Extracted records

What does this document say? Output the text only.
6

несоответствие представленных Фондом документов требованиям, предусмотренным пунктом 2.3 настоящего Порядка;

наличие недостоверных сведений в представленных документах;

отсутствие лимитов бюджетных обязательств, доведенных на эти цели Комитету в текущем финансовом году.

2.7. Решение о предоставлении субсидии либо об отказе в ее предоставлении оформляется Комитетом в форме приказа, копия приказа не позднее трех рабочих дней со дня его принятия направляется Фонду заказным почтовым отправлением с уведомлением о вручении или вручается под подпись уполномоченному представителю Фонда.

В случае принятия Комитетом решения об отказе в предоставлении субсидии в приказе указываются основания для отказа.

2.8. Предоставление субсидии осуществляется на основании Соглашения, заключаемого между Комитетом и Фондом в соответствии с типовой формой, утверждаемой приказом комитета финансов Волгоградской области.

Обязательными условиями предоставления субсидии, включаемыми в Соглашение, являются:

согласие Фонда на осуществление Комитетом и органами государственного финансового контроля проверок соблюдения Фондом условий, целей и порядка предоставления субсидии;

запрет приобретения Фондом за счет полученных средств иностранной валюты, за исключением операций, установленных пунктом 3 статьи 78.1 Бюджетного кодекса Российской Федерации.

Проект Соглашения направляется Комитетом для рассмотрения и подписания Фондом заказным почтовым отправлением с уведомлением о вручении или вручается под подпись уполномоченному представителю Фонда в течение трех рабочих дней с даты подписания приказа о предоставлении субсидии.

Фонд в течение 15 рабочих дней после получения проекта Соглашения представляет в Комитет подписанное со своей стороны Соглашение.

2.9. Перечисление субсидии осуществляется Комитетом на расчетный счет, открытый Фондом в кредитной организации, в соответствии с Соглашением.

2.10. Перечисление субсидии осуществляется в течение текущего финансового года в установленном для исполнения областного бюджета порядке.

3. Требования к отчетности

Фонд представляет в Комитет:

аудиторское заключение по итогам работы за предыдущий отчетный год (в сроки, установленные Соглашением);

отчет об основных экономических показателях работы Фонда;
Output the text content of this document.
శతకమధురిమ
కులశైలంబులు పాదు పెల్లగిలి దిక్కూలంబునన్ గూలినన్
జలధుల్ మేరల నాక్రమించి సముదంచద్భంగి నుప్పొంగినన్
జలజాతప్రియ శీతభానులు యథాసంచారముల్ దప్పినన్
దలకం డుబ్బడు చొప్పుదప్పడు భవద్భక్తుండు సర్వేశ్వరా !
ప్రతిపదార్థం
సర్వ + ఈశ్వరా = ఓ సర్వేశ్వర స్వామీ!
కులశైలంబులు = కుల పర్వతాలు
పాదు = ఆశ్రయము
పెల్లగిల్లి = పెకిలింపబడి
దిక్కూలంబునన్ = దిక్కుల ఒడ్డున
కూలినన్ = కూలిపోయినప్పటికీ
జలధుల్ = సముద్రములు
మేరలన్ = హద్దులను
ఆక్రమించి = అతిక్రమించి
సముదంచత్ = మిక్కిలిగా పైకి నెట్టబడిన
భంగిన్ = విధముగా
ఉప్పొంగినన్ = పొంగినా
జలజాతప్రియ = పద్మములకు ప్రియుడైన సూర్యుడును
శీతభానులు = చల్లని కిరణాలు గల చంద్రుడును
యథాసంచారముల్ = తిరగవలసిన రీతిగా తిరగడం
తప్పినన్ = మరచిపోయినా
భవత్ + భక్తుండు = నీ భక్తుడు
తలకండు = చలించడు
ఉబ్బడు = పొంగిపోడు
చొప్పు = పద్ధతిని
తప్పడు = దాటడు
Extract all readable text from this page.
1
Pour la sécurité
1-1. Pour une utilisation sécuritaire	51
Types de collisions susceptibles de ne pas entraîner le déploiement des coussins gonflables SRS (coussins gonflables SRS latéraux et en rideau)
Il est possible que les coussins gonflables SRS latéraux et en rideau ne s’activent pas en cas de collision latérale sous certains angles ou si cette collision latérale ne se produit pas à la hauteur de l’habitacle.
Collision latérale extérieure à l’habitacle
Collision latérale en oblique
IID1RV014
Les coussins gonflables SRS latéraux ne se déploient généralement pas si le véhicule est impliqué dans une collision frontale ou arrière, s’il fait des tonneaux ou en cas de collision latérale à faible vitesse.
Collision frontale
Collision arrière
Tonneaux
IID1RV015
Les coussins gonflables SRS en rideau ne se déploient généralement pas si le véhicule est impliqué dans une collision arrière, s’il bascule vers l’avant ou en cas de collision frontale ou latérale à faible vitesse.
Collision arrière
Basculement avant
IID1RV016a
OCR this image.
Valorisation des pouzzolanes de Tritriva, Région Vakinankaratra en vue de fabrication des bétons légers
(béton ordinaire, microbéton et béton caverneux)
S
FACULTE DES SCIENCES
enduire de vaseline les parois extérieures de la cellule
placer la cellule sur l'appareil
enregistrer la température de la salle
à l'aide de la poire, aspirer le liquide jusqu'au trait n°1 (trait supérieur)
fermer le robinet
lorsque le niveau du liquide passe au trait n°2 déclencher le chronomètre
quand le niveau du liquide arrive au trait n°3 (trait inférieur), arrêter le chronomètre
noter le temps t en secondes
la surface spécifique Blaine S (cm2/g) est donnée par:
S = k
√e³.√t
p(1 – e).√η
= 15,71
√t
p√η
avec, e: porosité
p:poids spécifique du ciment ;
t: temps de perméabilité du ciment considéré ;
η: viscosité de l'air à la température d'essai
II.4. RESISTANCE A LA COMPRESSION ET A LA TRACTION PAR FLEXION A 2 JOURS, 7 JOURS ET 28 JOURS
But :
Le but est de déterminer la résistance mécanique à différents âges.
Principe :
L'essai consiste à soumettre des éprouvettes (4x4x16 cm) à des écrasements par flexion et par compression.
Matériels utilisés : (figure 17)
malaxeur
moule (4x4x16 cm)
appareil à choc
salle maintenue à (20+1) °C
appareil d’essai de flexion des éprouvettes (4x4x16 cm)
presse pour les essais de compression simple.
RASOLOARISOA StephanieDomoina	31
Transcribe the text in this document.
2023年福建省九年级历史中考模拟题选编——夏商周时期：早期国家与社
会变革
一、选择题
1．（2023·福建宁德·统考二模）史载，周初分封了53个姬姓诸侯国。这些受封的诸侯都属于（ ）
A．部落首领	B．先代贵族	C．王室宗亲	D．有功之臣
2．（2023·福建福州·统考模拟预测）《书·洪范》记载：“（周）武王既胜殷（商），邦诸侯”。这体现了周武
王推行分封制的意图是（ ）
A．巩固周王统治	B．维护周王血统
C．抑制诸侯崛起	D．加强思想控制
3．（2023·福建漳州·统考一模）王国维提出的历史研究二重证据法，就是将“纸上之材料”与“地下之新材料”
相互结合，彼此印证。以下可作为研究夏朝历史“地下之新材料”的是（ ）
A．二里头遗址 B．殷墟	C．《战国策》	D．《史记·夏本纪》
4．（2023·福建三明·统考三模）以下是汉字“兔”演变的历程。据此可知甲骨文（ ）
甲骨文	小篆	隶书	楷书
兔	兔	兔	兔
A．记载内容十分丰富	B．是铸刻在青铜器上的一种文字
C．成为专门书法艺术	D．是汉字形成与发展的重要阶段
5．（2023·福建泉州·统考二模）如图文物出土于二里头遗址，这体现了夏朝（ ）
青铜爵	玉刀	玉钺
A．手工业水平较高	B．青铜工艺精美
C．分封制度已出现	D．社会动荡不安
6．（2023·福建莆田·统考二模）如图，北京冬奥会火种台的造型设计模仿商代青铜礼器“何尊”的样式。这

Aim of the task: Which lines above hold the word "Перечисление"? Copy each of them.

Problem solution:
2.9. Перечисление субсидии осуществляется Комитетом на расчетный счет, открытый Фондом в кредитной организации, в соответствии с Соглашением.
2.10. Перечисление субсидии осуществляется в течение текущего финансового года в установленном для исполнения областного бюджета порядке.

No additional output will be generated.